=== GOAL ===
Write every entry out again exactly, please, and skip the pictures.

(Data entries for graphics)
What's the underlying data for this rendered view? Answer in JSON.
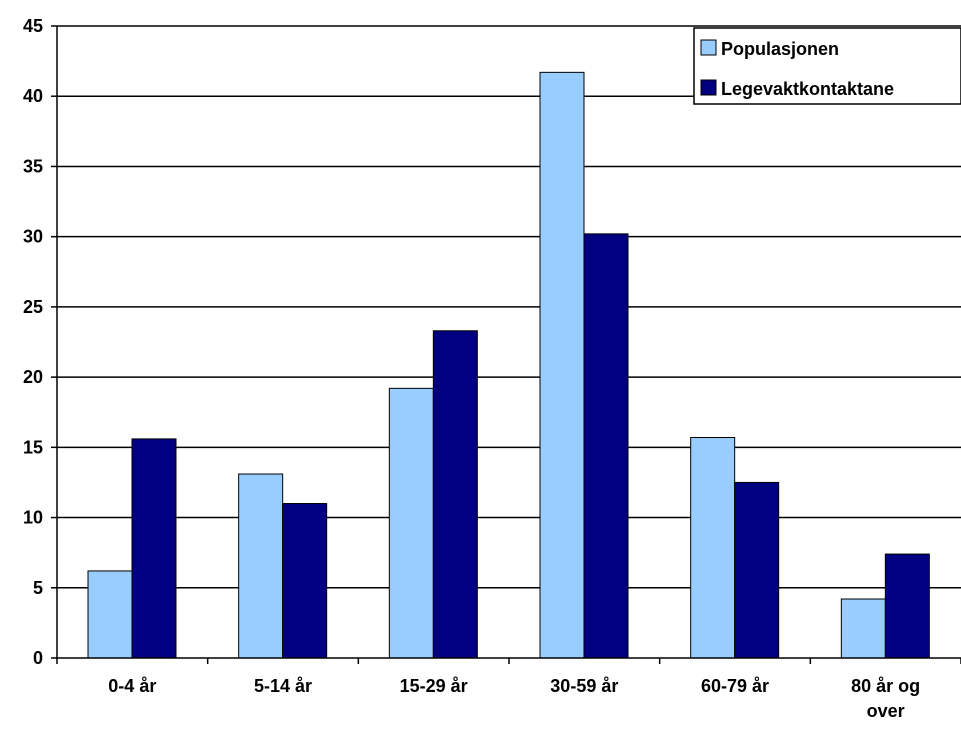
{
  "chart_data": {
    "type": "bar",
    "categories": [
      "0-4 år",
      "5-14 år",
      "15-29 år",
      "30-59 år",
      "60-79 år",
      [
        "80 år og",
        "over"
      ]
    ],
    "series": [
      {
        "name": "Populasjonen",
        "color": "#99ccff",
        "values": [
          6.2,
          13.1,
          19.2,
          41.7,
          15.7,
          4.2
        ]
      },
      {
        "name": "Legevaktkontaktane",
        "color": "#000080",
        "values": [
          15.6,
          11.0,
          23.3,
          30.2,
          12.5,
          7.4
        ]
      }
    ],
    "ylim": [
      0,
      45
    ],
    "yticks": [
      0,
      5,
      10,
      15,
      20,
      25,
      30,
      35,
      40,
      45
    ],
    "grid": true,
    "legend": "top-right",
    "title": "",
    "xlabel": "",
    "ylabel": ""
  }
}
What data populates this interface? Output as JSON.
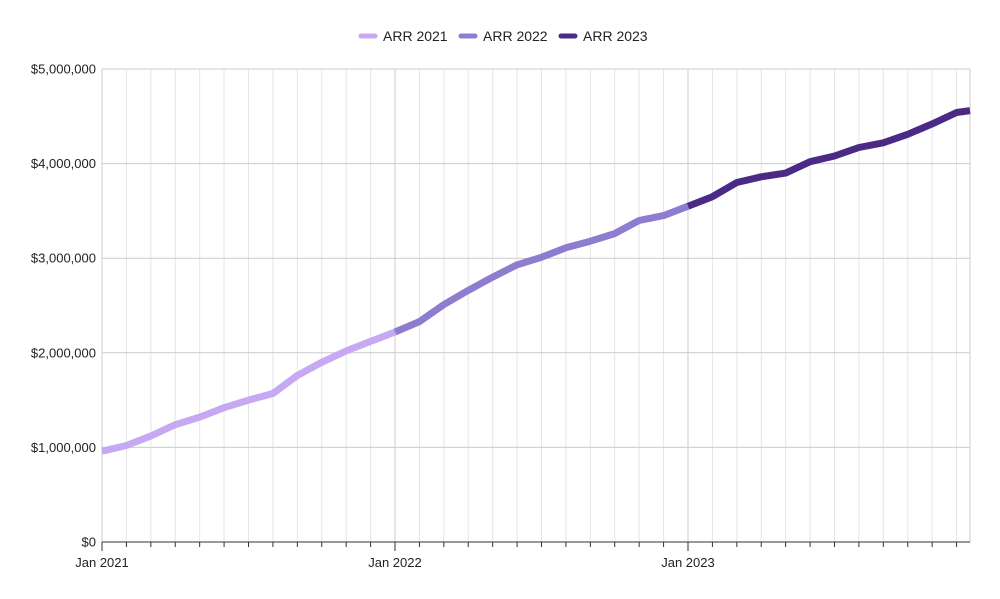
{
  "colors": {
    "ARR 2021": "#c7a8f2",
    "ARR 2022": "#8e7ccf",
    "ARR 2023": "#4b2a86",
    "grid_major": "#cccccc",
    "grid_minor": "#e6e6e6",
    "axis": "#333333"
  },
  "chart_data": {
    "type": "line",
    "title": "",
    "xlabel": "",
    "ylabel": "",
    "legend": {
      "position": "top",
      "entries": [
        "ARR 2021",
        "ARR 2022",
        "ARR 2023"
      ]
    },
    "grid": true,
    "xlim": [
      "2021-01",
      "2024-01"
    ],
    "ylim": [
      0,
      5000000
    ],
    "x_ticks": [
      "Jan 2021",
      "Jan 2022",
      "Jan 2023"
    ],
    "y_ticks": [
      "$0",
      "$1,000,000",
      "$2,000,000",
      "$3,000,000",
      "$4,000,000",
      "$5,000,000"
    ],
    "series": [
      {
        "name": "ARR 2021",
        "x": [
          "2021-01",
          "2021-02",
          "2021-03",
          "2021-04",
          "2021-05",
          "2021-06",
          "2021-07",
          "2021-08",
          "2021-09",
          "2021-10",
          "2021-11",
          "2021-12",
          "2022-01"
        ],
        "values": [
          960000,
          1020000,
          1120000,
          1240000,
          1320000,
          1420000,
          1500000,
          1570000,
          1760000,
          1900000,
          2020000,
          2120000,
          2220000
        ]
      },
      {
        "name": "ARR 2022",
        "x": [
          "2022-01",
          "2022-02",
          "2022-03",
          "2022-04",
          "2022-05",
          "2022-06",
          "2022-07",
          "2022-08",
          "2022-09",
          "2022-10",
          "2022-11",
          "2022-12",
          "2023-01"
        ],
        "values": [
          2220000,
          2330000,
          2510000,
          2660000,
          2800000,
          2930000,
          3010000,
          3110000,
          3180000,
          3260000,
          3400000,
          3450000,
          3550000
        ]
      },
      {
        "name": "ARR 2023",
        "x": [
          "2023-01",
          "2023-02",
          "2023-03",
          "2023-04",
          "2023-05",
          "2023-06",
          "2023-07",
          "2023-08",
          "2023-09",
          "2023-10",
          "2023-11",
          "2023-12",
          "2024-01"
        ],
        "values": [
          3550000,
          3650000,
          3800000,
          3860000,
          3900000,
          4020000,
          4080000,
          4170000,
          4220000,
          4310000,
          4420000,
          4540000,
          4560000
        ]
      }
    ]
  }
}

=== COMPLETED TASK ===
What's the underlying data for this rendered view? Answer in JSON.
{
  "chart_data": {
    "type": "bar",
    "categories": [
      "0-4 år",
      "5-14 år",
      "15-29 år",
      "30-59 år",
      "60-79 år",
      [
        "80 år og",
        "over"
      ]
    ],
    "series": [
      {
        "name": "Populasjonen",
        "color": "#99ccff",
        "values": [
          6.2,
          13.1,
          19.2,
          41.7,
          15.7,
          4.2
        ]
      },
      {
        "name": "Legevaktkontaktane",
        "color": "#000080",
        "values": [
          15.6,
          11.0,
          23.3,
          30.2,
          12.5,
          7.4
        ]
      }
    ],
    "ylim": [
      0,
      45
    ],
    "yticks": [
      0,
      5,
      10,
      15,
      20,
      25,
      30,
      35,
      40,
      45
    ],
    "grid": true,
    "legend": "top-right",
    "title": "",
    "xlabel": "",
    "ylabel": ""
  }
}
What data populates this interface? Output as JSON.
{
  "colors": {
    "ARR 2021": "#c7a8f2",
    "ARR 2022": "#8e7ccf",
    "ARR 2023": "#4b2a86",
    "grid_major": "#cccccc",
    "grid_minor": "#e6e6e6",
    "axis": "#333333"
  },
  "chart_data": {
    "type": "line",
    "title": "",
    "xlabel": "",
    "ylabel": "",
    "legend": {
      "position": "top",
      "entries": [
        "ARR 2021",
        "ARR 2022",
        "ARR 2023"
      ]
    },
    "grid": true,
    "xlim": [
      "2021-01",
      "2024-01"
    ],
    "ylim": [
      0,
      5000000
    ],
    "x_ticks": [
      "Jan 2021",
      "Jan 2022",
      "Jan 2023"
    ],
    "y_ticks": [
      "$0",
      "$1,000,000",
      "$2,000,000",
      "$3,000,000",
      "$4,000,000",
      "$5,000,000"
    ],
    "series": [
      {
        "name": "ARR 2021",
        "x": [
          "2021-01",
          "2021-02",
          "2021-03",
          "2021-04",
          "2021-05",
          "2021-06",
          "2021-07",
          "2021-08",
          "2021-09",
          "2021-10",
          "2021-11",
          "2021-12",
          "2022-01"
        ],
        "values": [
          960000,
          1020000,
          1120000,
          1240000,
          1320000,
          1420000,
          1500000,
          1570000,
          1760000,
          1900000,
          2020000,
          2120000,
          2220000
        ]
      },
      {
        "name": "ARR 2022",
        "x": [
          "2022-01",
          "2022-02",
          "2022-03",
          "2022-04",
          "2022-05",
          "2022-06",
          "2022-07",
          "2022-08",
          "2022-09",
          "2022-10",
          "2022-11",
          "2022-12",
          "2023-01"
        ],
        "values": [
          2220000,
          2330000,
          2510000,
          2660000,
          2800000,
          2930000,
          3010000,
          3110000,
          3180000,
          3260000,
          3400000,
          3450000,
          3550000
        ]
      },
      {
        "name": "ARR 2023",
        "x": [
          "2023-01",
          "2023-02",
          "2023-03",
          "2023-04",
          "2023-05",
          "2023-06",
          "2023-07",
          "2023-08",
          "2023-09",
          "2023-10",
          "2023-11",
          "2023-12",
          "2024-01"
        ],
        "values": [
          3550000,
          3650000,
          3800000,
          3860000,
          3900000,
          4020000,
          4080000,
          4170000,
          4220000,
          4310000,
          4420000,
          4540000,
          4560000
        ]
      }
    ]
  }
}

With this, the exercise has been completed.